----- Data for processing

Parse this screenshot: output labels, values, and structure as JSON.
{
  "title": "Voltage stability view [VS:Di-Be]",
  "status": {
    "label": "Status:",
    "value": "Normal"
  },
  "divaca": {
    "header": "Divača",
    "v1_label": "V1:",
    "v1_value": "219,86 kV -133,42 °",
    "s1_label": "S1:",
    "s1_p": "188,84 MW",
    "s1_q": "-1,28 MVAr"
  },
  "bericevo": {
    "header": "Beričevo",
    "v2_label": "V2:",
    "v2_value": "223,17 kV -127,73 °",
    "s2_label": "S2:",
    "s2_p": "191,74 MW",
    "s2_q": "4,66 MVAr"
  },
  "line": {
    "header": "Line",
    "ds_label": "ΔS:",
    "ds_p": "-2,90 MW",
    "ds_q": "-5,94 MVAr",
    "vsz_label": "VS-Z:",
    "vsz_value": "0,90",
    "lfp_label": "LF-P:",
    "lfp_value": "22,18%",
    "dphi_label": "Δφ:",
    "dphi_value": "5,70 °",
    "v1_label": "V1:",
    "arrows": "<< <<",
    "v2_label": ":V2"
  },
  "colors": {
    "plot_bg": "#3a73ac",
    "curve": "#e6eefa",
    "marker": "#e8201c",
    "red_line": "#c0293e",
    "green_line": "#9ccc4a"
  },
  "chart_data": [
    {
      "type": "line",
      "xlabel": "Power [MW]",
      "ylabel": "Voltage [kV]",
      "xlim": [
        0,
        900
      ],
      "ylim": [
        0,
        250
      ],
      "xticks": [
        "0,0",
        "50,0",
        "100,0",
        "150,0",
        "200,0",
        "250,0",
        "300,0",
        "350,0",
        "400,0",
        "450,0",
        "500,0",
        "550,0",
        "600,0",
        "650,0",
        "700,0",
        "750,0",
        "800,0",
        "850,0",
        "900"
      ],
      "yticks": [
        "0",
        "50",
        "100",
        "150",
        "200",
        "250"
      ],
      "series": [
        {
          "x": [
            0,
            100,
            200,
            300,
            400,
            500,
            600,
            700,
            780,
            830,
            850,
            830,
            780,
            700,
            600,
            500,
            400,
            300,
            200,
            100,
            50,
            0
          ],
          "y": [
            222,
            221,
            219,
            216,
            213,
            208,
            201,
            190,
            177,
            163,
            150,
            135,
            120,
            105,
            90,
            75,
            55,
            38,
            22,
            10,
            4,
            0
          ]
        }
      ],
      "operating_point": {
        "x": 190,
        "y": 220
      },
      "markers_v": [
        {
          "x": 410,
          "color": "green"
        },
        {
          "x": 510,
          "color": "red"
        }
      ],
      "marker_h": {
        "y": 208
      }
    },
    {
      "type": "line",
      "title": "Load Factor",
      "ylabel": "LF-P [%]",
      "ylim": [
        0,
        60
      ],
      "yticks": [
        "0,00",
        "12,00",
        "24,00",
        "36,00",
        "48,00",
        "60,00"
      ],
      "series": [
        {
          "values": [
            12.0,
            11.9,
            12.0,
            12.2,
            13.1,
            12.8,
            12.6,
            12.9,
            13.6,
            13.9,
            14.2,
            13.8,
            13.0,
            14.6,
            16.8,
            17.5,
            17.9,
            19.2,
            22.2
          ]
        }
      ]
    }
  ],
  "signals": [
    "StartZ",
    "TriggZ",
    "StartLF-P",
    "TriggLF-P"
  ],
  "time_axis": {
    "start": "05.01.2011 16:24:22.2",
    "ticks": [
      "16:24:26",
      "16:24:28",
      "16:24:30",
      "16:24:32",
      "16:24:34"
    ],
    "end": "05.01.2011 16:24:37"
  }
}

----------

### What is required
Show all lines in the entries above where the word "MVAr" appears.

### Response to this task
    "s1_q": "-1,28 MVAr"
    "s2_q": "4,66 MVAr"
    "ds_q": "-5,94 MVAr",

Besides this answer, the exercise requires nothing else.